[Stated goal]: Reproduce the lines of the records verbatim, everything from the line containing "- time-tick-label: 6 Jul 12:00: [614, 999, 687, 1015]" down to the line containing "- trade-open-marker[interactable]: [691, 465, 711, 485]", with both of those lines included.

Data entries
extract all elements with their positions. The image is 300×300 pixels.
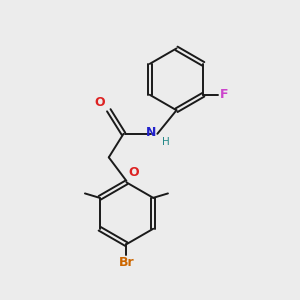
Text: O: O	[94, 96, 105, 109]
Text: H: H	[162, 137, 170, 147]
Text: Br: Br	[118, 256, 134, 269]
Text: O: O	[129, 166, 140, 179]
Text: F: F	[220, 88, 228, 101]
Text: N: N	[146, 126, 156, 139]
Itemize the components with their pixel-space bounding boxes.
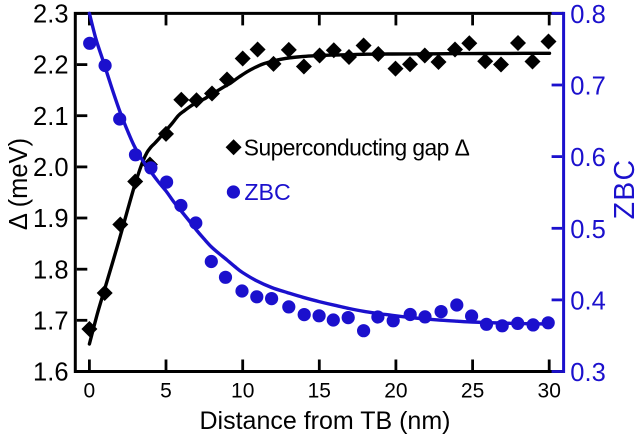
svg-text:2.0: 2.0	[33, 154, 68, 182]
svg-text:2.2: 2.2	[33, 52, 68, 80]
svg-text:1.7: 1.7	[33, 307, 68, 335]
svg-text:5: 5	[160, 379, 172, 402]
svg-text:2.3: 2.3	[33, 1, 68, 29]
svg-text:0.3: 0.3	[570, 359, 605, 387]
svg-text:30: 30	[538, 379, 561, 402]
svg-text:1.6: 1.6	[33, 359, 68, 387]
svg-text:15: 15	[308, 379, 331, 402]
svg-text:2.1: 2.1	[33, 103, 68, 131]
svg-text:1.9: 1.9	[33, 205, 68, 233]
svg-text:ZBC: ZBC	[244, 179, 290, 205]
svg-text:ZBC: ZBC	[609, 159, 640, 220]
svg-text:0.8: 0.8	[570, 1, 605, 29]
svg-text:20: 20	[384, 379, 407, 402]
svg-text:0.6: 0.6	[570, 144, 605, 172]
svg-text:Δ (meV): Δ (meV)	[5, 138, 33, 230]
svg-text:25: 25	[461, 379, 484, 402]
svg-text:0.5: 0.5	[570, 216, 605, 244]
svg-text:10: 10	[231, 379, 254, 402]
svg-text:0: 0	[84, 379, 96, 402]
svg-text:1.8: 1.8	[33, 256, 68, 284]
svg-text:0.7: 0.7	[570, 73, 605, 101]
svg-text:Distance from TB (nm): Distance from TB (nm)	[200, 407, 451, 435]
svg-text:Superconducting gap Δ: Superconducting gap Δ	[244, 135, 470, 161]
svg-text:0.4: 0.4	[570, 288, 605, 316]
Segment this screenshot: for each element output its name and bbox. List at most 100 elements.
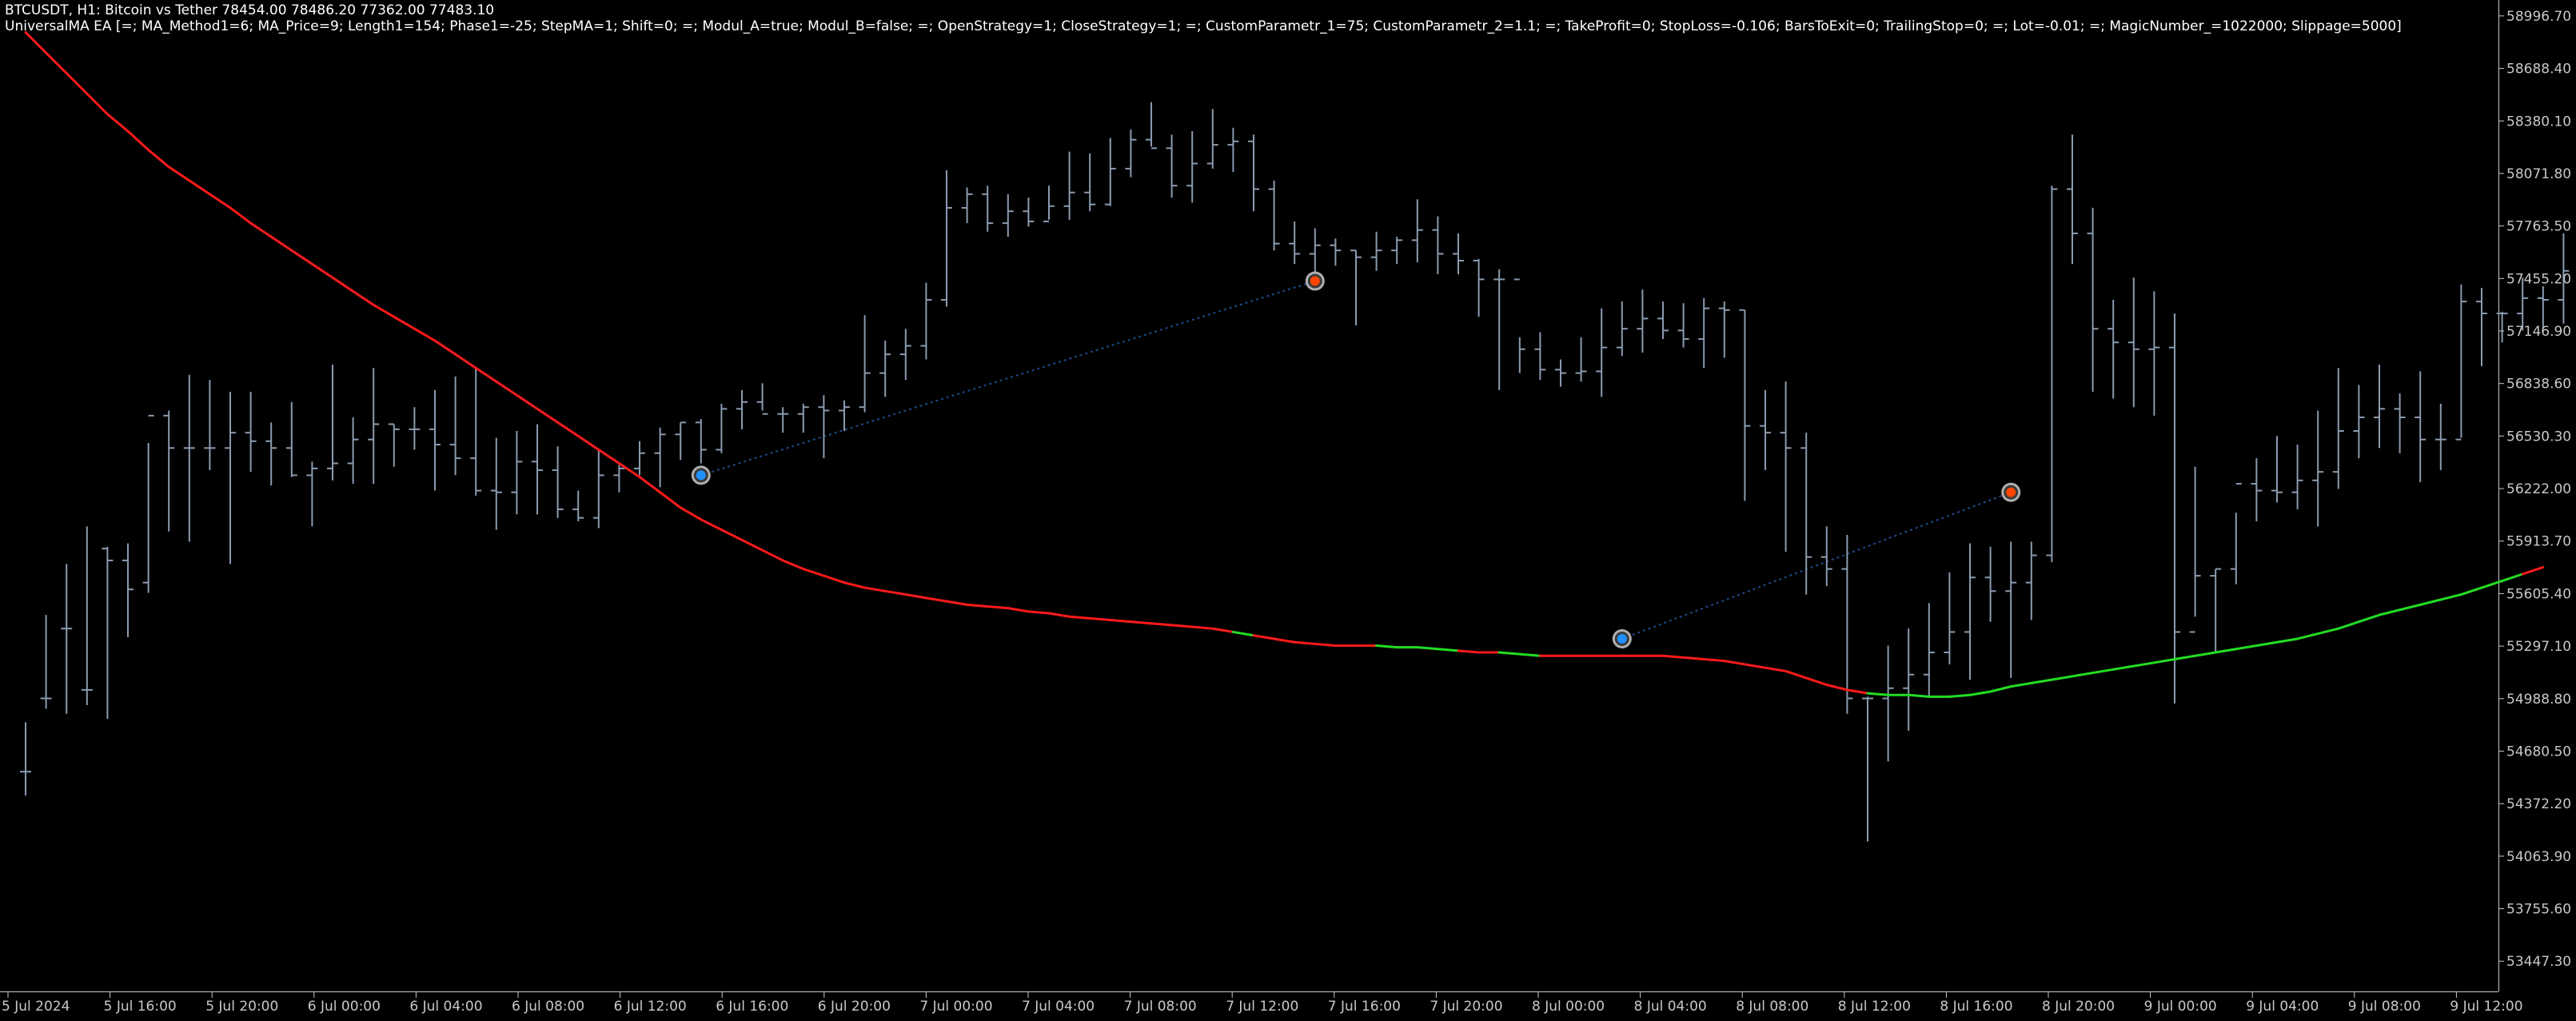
- time-tick-label: 6 Jul 12:00: [614, 999, 687, 1015]
- ohlc-bar: [2067, 134, 2078, 265]
- ma-segment: [208, 193, 232, 209]
- ma-segment: [945, 600, 969, 606]
- ohlc-bar: [797, 403, 809, 433]
- ma-segment: [1068, 615, 1091, 620]
- ma-segment: [1027, 610, 1051, 615]
- ma-segment: [167, 166, 191, 182]
- price-axis[interactable]: 58996.70 58688.40 58380.10 58071.80 57763.50…: [2498, 9, 2571, 970]
- ohlc-bar: [2046, 185, 2058, 563]
- ohlc-bar: [1657, 301, 1669, 339]
- trade-close-marker[interactable]: [1305, 271, 1325, 291]
- ohlc-bar: [368, 368, 380, 485]
- ohlc-bar: [1575, 337, 1587, 382]
- ohlc-bar: [306, 461, 318, 527]
- ma-segment: [1436, 648, 1460, 652]
- ma-segment: [2459, 586, 2483, 596]
- ohlc-bar: [2251, 458, 2263, 521]
- ohlc-bar: [1370, 231, 1382, 271]
- ohlc-bar: [1718, 301, 1730, 358]
- ma-segment: [966, 603, 989, 608]
- ohlc-bar: [327, 364, 338, 481]
- ma-segment: [802, 568, 825, 577]
- trade-close-marker[interactable]: [2001, 482, 2021, 502]
- ma-segment: [413, 327, 437, 342]
- ohlc-bar: [2537, 285, 2549, 329]
- ma-segment: [822, 574, 846, 584]
- ma-segment: [2480, 580, 2504, 589]
- price-tick-label: 55605.40: [2506, 586, 2571, 602]
- ma-segment: [2439, 593, 2462, 601]
- time-tick-label: 6 Jul 00:00: [308, 999, 381, 1015]
- ma-segment: [700, 518, 723, 532]
- ohlc-bar: [2332, 368, 2344, 489]
- ohlc-bar: [142, 414, 154, 593]
- price-tick-label: 56530.30: [2506, 429, 2571, 445]
- ohlc-bar: [879, 341, 891, 397]
- time-tick-label: 5 Jul 2024: [2, 999, 70, 1015]
- ma-segment: [352, 289, 375, 306]
- ma-segment: [331, 276, 355, 293]
- ohlc-bar: [1063, 151, 1075, 220]
- ma-segment: [126, 130, 150, 151]
- ohlc-bar: [532, 424, 543, 515]
- ohlc-bar: [1411, 199, 1423, 263]
- ma-segment: [1743, 663, 1767, 669]
- trade-open-marker[interactable]: [691, 465, 711, 485]
- ohlc-bar: [736, 389, 748, 429]
- ma-segment: [1845, 688, 1869, 695]
- ohlc-bar: [2353, 385, 2365, 459]
- ohlc-bar: [1513, 278, 1525, 373]
- ohlc-bar: [1453, 233, 1464, 275]
- ohlc-bar: [654, 427, 666, 488]
- ohlc-bar: [634, 441, 645, 476]
- time-tick-label: 7 Jul 04:00: [1022, 999, 1095, 1015]
- ma-segment: [1661, 654, 1685, 659]
- ma-segment: [1825, 683, 1848, 692]
- ohlc-bar: [245, 392, 257, 473]
- time-tick-label: 8 Jul 16:00: [1940, 999, 2012, 1015]
- ohlc-bar: [941, 170, 952, 307]
- trade-open-marker[interactable]: [1612, 628, 1632, 648]
- ma-segment: [1190, 625, 1214, 630]
- ma-segment: [2357, 613, 2381, 624]
- time-tick-label: 9 Jul 08:00: [2348, 999, 2421, 1015]
- ma-segment: [2111, 664, 2135, 671]
- ohlc-bar: [1760, 389, 1771, 471]
- time-tick-label: 7 Jul 12:00: [1226, 999, 1298, 1015]
- ohlc-bar: [1206, 109, 1218, 169]
- price-tick-label: 53447.30: [2506, 954, 2571, 970]
- time-tick-label: 8 Jul 00:00: [1532, 999, 1605, 1015]
- price-tick-label: 54372.20: [2506, 796, 2571, 812]
- ohlc-bar: [388, 423, 400, 467]
- marker-dot: [2006, 487, 2016, 497]
- ohlc-bar: [2517, 277, 2529, 331]
- ohlc-bar: [839, 400, 850, 432]
- time-tick-label: 8 Jul 20:00: [2042, 999, 2115, 1015]
- ohlc-bar: [1493, 269, 1505, 390]
- ohlc-bar: [961, 187, 973, 224]
- ma-segment: [474, 366, 498, 383]
- ohlc-bar: [183, 374, 195, 542]
- ohlc-bar: [1289, 221, 1301, 265]
- ohlc-bar: [1739, 309, 1751, 501]
- time-axis[interactable]: 5 Jul 2024 5 Jul 16:00 5 Jul 20:00 6 Jul 00…: [2, 991, 2523, 1015]
- ma-segment: [269, 235, 293, 252]
- price-tick-label: 56222.00: [2506, 481, 2571, 497]
- ma-segment: [2255, 640, 2279, 647]
- ohlc-bar: [1862, 696, 1873, 842]
- ohlc-bar: [204, 380, 216, 471]
- ohlc-bar: [2127, 277, 2139, 408]
- ma-segment: [2173, 654, 2197, 661]
- price-tick-label: 58380.10: [2506, 114, 2571, 130]
- ma-segment: [1804, 676, 1828, 686]
- ma-segment: [2275, 637, 2299, 644]
- ma-segment: [1702, 658, 1726, 663]
- marker-dot: [696, 470, 706, 481]
- trade-markers: [691, 271, 2021, 648]
- ohlc-bar: [347, 417, 359, 485]
- ma-segment: [720, 528, 744, 541]
- ohlc-bar: [1002, 193, 1014, 237]
- time-tick-label: 9 Jul 12:00: [2450, 999, 2522, 1015]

[Solution for this problem]:
- time-tick-label: 6 Jul 12:00: [614, 999, 687, 1015]
- ohlc-bar: [2067, 134, 2078, 265]
- ma-segment: [208, 193, 232, 209]
- ma-segment: [945, 600, 969, 606]
- ohlc-bar: [797, 403, 809, 433]
- ma-segment: [1068, 615, 1091, 620]
- ma-segment: [1027, 610, 1051, 615]
- ma-segment: [167, 166, 191, 182]
- price-axis[interactable]: 58996.70 58688.40 58380.10 58071.80 57763.50…: [2498, 9, 2571, 970]
- ohlc-bar: [2046, 185, 2058, 563]
- ohlc-bar: [1657, 301, 1669, 339]
- trade-close-marker[interactable]: [1305, 271, 1325, 291]
- ohlc-bar: [368, 368, 380, 485]
- ohlc-bar: [1575, 337, 1587, 382]
- ohlc-bar: [306, 461, 318, 527]
- ma-segment: [1436, 648, 1460, 652]
- ma-segment: [2459, 586, 2483, 596]
- ohlc-bar: [2251, 458, 2263, 521]
- ohlc-bar: [1370, 231, 1382, 271]
- ohlc-bar: [1718, 301, 1730, 358]
- ma-segment: [966, 603, 989, 608]
- ohlc-bar: [327, 364, 338, 481]
- ma-segment: [802, 568, 825, 577]
- trade-close-marker[interactable]: [2001, 482, 2021, 502]
- ma-segment: [413, 327, 437, 342]
- ohlc-bar: [2537, 285, 2549, 329]
- ma-segment: [822, 574, 846, 584]
- ma-segment: [2480, 580, 2504, 589]
- price-tick-label: 55605.40: [2506, 586, 2571, 602]
- ma-segment: [2439, 593, 2462, 601]
- time-tick-label: 6 Jul 00:00: [308, 999, 381, 1015]
- ma-segment: [700, 518, 723, 532]
- ohlc-bar: [2332, 368, 2344, 489]
- ohlc-bar: [142, 414, 154, 593]
- price-tick-label: 56530.30: [2506, 429, 2571, 445]
- ohlc-bar: [879, 341, 891, 397]
- time-tick-label: 5 Jul 2024: [2, 999, 70, 1015]
- ma-segment: [352, 289, 375, 306]
- ma-segment: [331, 276, 355, 293]
- ohlc-bar: [1063, 151, 1075, 220]
- ma-segment: [126, 130, 150, 151]
- ohlc-bar: [532, 424, 543, 515]
- ohlc-bar: [1411, 199, 1423, 263]
- ma-segment: [1743, 663, 1767, 669]
- trade-open-marker[interactable]: [691, 465, 711, 485]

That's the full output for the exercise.